-- Opening Marker --

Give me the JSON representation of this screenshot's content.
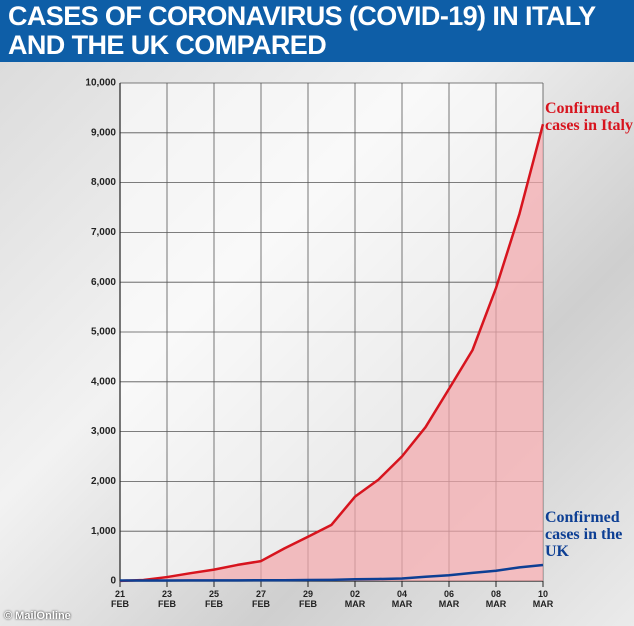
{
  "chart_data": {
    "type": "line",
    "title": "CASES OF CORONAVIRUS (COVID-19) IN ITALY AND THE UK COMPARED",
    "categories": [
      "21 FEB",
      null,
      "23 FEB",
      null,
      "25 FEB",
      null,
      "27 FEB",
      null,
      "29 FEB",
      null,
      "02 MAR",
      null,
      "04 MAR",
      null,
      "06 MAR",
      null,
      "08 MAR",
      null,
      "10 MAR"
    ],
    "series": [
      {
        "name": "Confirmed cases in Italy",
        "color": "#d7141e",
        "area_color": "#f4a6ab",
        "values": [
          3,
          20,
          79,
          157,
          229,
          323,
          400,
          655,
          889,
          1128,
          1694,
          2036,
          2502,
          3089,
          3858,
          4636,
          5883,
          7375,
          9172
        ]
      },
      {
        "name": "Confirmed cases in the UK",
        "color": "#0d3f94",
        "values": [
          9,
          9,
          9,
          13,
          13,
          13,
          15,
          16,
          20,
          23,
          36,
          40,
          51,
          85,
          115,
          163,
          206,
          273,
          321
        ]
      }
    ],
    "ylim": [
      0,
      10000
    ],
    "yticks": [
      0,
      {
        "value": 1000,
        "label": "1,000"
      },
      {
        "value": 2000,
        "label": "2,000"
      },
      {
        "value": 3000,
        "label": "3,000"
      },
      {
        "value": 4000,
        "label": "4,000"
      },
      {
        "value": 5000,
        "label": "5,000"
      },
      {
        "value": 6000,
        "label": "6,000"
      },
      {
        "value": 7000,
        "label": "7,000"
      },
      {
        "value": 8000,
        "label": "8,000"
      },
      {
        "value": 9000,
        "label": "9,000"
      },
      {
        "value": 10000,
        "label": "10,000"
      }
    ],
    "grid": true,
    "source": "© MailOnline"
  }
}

-- Closing Marker --

■ **AIM OF THE EXERCISE**: Drop every picture, then write out the remaining entries above exactly as they appear.

■ **RESPONSE BELOW**:
Give me the JSON representation of this screenshot's content.
{
  "chart_data": {
    "type": "line",
    "title": "CASES OF CORONAVIRUS (COVID-19) IN ITALY AND THE UK COMPARED",
    "categories": [
      "21 FEB",
      null,
      "23 FEB",
      null,
      "25 FEB",
      null,
      "27 FEB",
      null,
      "29 FEB",
      null,
      "02 MAR",
      null,
      "04 MAR",
      null,
      "06 MAR",
      null,
      "08 MAR",
      null,
      "10 MAR"
    ],
    "series": [
      {
        "name": "Confirmed cases in Italy",
        "color": "#d7141e",
        "area_color": "#f4a6ab",
        "values": [
          3,
          20,
          79,
          157,
          229,
          323,
          400,
          655,
          889,
          1128,
          1694,
          2036,
          2502,
          3089,
          3858,
          4636,
          5883,
          7375,
          9172
        ]
      },
      {
        "name": "Confirmed cases in the UK",
        "color": "#0d3f94",
        "values": [
          9,
          9,
          9,
          13,
          13,
          13,
          15,
          16,
          20,
          23,
          36,
          40,
          51,
          85,
          115,
          163,
          206,
          273,
          321
        ]
      }
    ],
    "ylim": [
      0,
      10000
    ],
    "yticks": [
      0,
      {
        "value": 1000,
        "label": "1,000"
      },
      {
        "value": 2000,
        "label": "2,000"
      },
      {
        "value": 3000,
        "label": "3,000"
      },
      {
        "value": 4000,
        "label": "4,000"
      },
      {
        "value": 5000,
        "label": "5,000"
      },
      {
        "value": 6000,
        "label": "6,000"
      },
      {
        "value": 7000,
        "label": "7,000"
      },
      {
        "value": 8000,
        "label": "8,000"
      },
      {
        "value": 9000,
        "label": "9,000"
      },
      {
        "value": 10000,
        "label": "10,000"
      }
    ],
    "grid": true,
    "source": "© MailOnline"
  }
}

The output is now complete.